WHAT YOU WILL DO: Leave out any pictures and transcribe all other data below exactly.

RECORD EXCERPTS:
=======

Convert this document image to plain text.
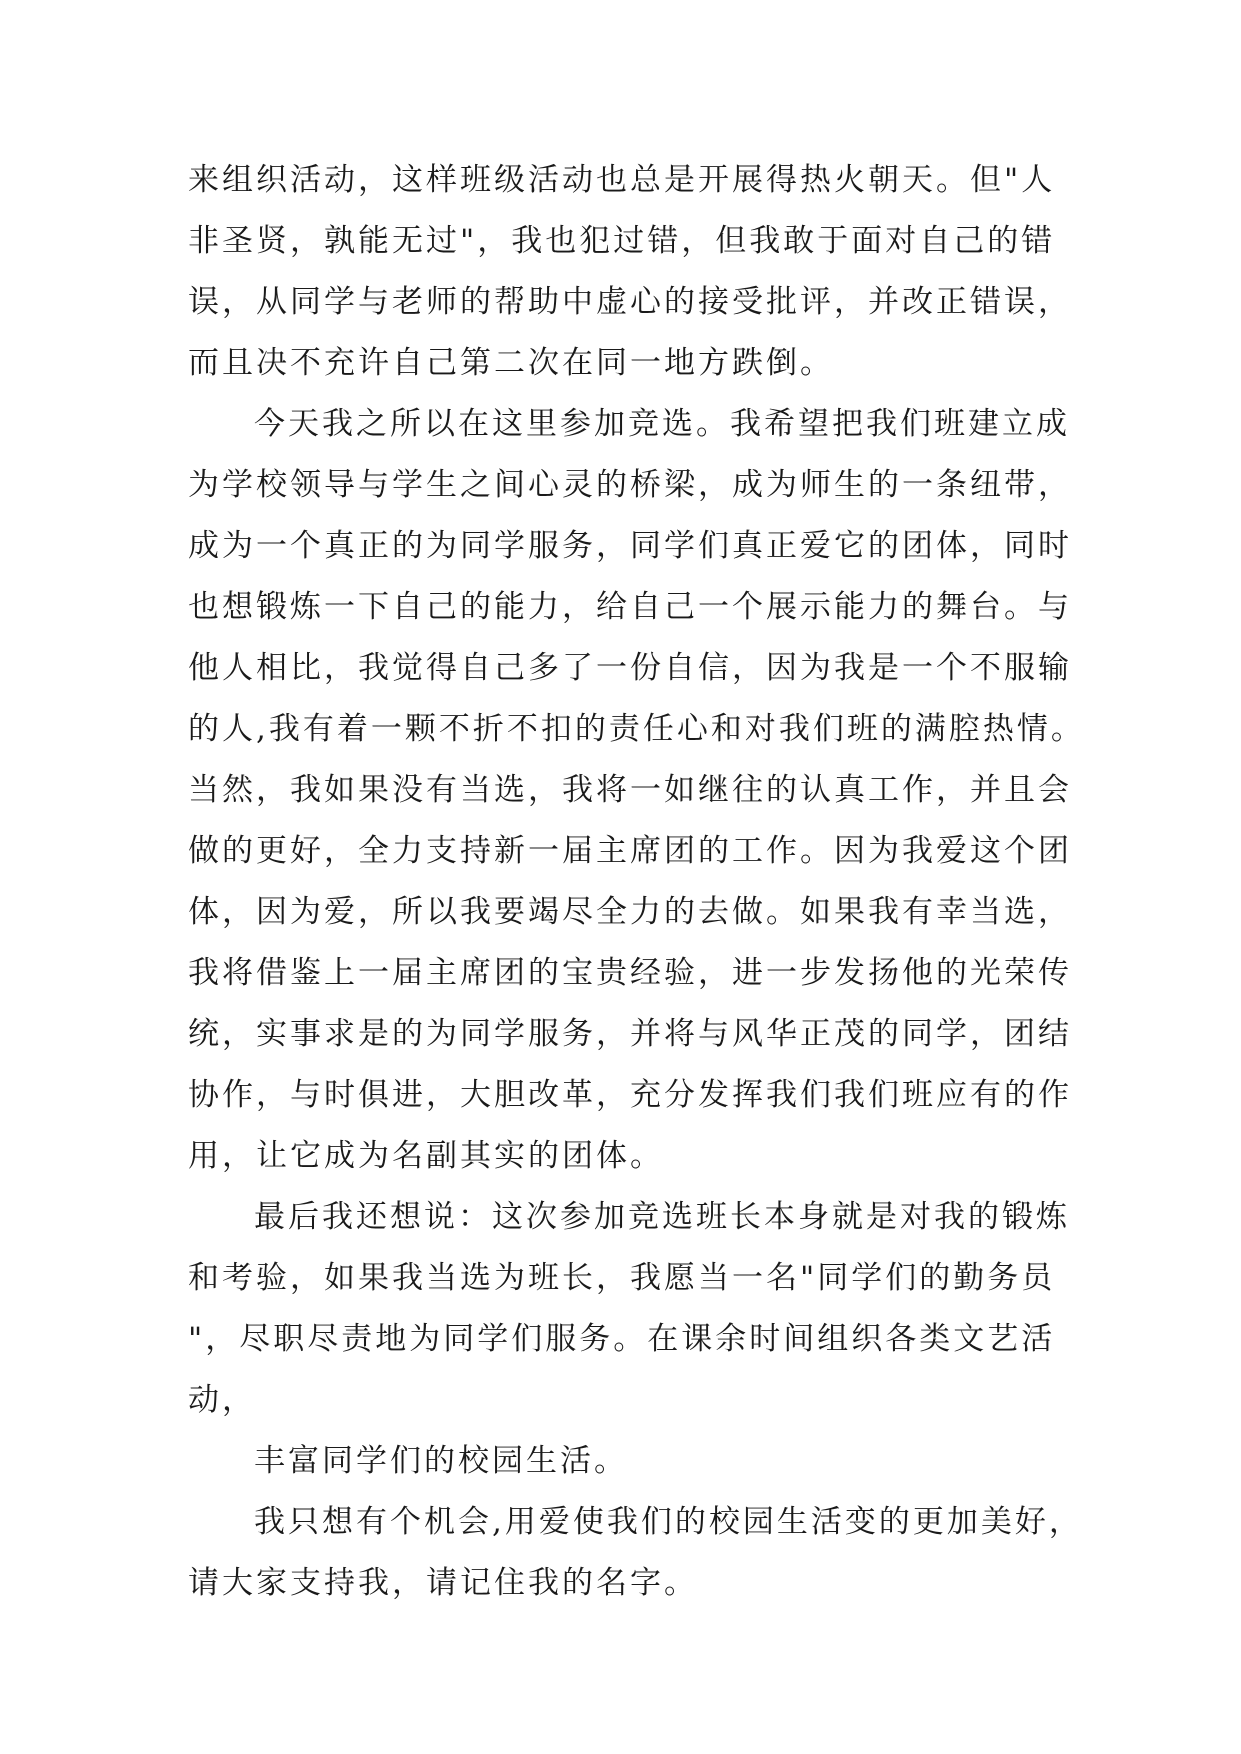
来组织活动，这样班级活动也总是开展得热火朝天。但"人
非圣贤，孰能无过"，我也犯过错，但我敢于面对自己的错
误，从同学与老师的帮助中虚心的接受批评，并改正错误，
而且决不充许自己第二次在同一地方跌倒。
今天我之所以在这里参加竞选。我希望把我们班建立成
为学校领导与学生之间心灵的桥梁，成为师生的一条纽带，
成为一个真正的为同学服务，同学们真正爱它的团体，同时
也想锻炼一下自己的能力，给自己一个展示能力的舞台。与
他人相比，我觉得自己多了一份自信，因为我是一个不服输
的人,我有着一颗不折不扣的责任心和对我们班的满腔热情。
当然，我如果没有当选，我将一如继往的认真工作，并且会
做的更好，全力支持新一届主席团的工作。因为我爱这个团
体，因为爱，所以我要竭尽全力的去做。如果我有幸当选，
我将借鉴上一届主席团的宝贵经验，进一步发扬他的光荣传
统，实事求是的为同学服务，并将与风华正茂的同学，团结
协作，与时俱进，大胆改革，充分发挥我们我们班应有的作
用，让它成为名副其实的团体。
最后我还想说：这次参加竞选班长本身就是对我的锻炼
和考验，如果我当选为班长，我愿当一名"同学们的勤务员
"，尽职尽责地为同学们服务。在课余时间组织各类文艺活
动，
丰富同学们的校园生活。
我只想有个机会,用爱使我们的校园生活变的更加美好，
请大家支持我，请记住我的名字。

=======

TASK OUTPUT:
Convert this document image to plain text.
来组织活动，这样班级活动也总是开展得热火朝天。但"人
非圣贤，孰能无过"，我也犯过错，但我敢于面对自己的错
误，从同学与老师的帮助中虚心的接受批评，并改正错误，
而且决不充许自己第二次在同一地方跌倒。
今天我之所以在这里参加竞选。我希望把我们班建立成
为学校领导与学生之间心灵的桥梁，成为师生的一条纽带，
成为一个真正的为同学服务，同学们真正爱它的团体，同时
也想锻炼一下自己的能力，给自己一个展示能力的舞台。与
他人相比，我觉得自己多了一份自信，因为我是一个不服输
的人,我有着一颗不折不扣的责任心和对我们班的满腔热情。
当然，我如果没有当选，我将一如继往的认真工作，并且会
做的更好，全力支持新一届主席团的工作。因为我爱这个团
体，因为爱，所以我要竭尽全力的去做。如果我有幸当选，
我将借鉴上一届主席团的宝贵经验，进一步发扬他的光荣传
统，实事求是的为同学服务，并将与风华正茂的同学，团结
协作，与时俱进，大胆改革，充分发挥我们我们班应有的作
用，让它成为名副其实的团体。
最后我还想说：这次参加竞选班长本身就是对我的锻炼
和考验，如果我当选为班长，我愿当一名"同学们的勤务员
"，尽职尽责地为同学们服务。在课余时间组织各类文艺活
动，
丰富同学们的校园生活。
我只想有个机会,用爱使我们的校园生活变的更加美好，
请大家支持我，请记住我的名字。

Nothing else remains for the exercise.